**STATED GOAL:** Find all lines in the listing that include the word "Ceiling", then copy them.

**Chart and figure data:**
**********
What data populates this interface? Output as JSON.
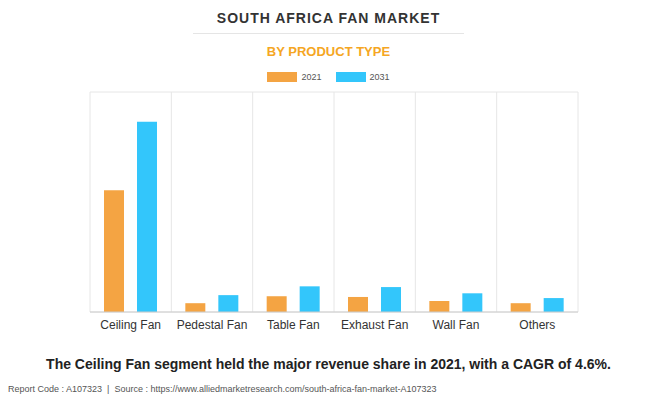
{
  "chart_data": {
    "type": "bar",
    "title": "SOUTH AFRICA FAN MARKET",
    "subtitle": "BY PRODUCT TYPE",
    "categories": [
      "Ceiling Fan",
      "Pedestal Fan",
      "Table Fan",
      "Exhaust Fan",
      "Wall Fan",
      "Others"
    ],
    "series": [
      {
        "name": "2021",
        "color": "#f4a443",
        "values": [
          3.32,
          0.24,
          0.43,
          0.41,
          0.3,
          0.24
        ]
      },
      {
        "name": "2031",
        "color": "#33c6fb",
        "values": [
          5.19,
          0.46,
          0.7,
          0.68,
          0.51,
          0.38
        ]
      }
    ],
    "ylim": [
      0,
      6
    ],
    "yticks": [
      0,
      1,
      2,
      3,
      4,
      5,
      6
    ],
    "grid": true,
    "tick_labels": "x",
    "legend": "top",
    "annotations": [
      "The Ceiling Fan segment held the major revenue share in 2021, with a CAGR of 4.6%.",
      "Report Code : A107323  |  Source : https://www.alliedmarketresearch.com/south-africa-fan-market-A107323"
    ]
  }
}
**********
**OUTPUT:**
      "Ceiling Fan",
      "The Ceiling Fan segment held the major revenue share in 2021, with a CAGR of 4.6%.",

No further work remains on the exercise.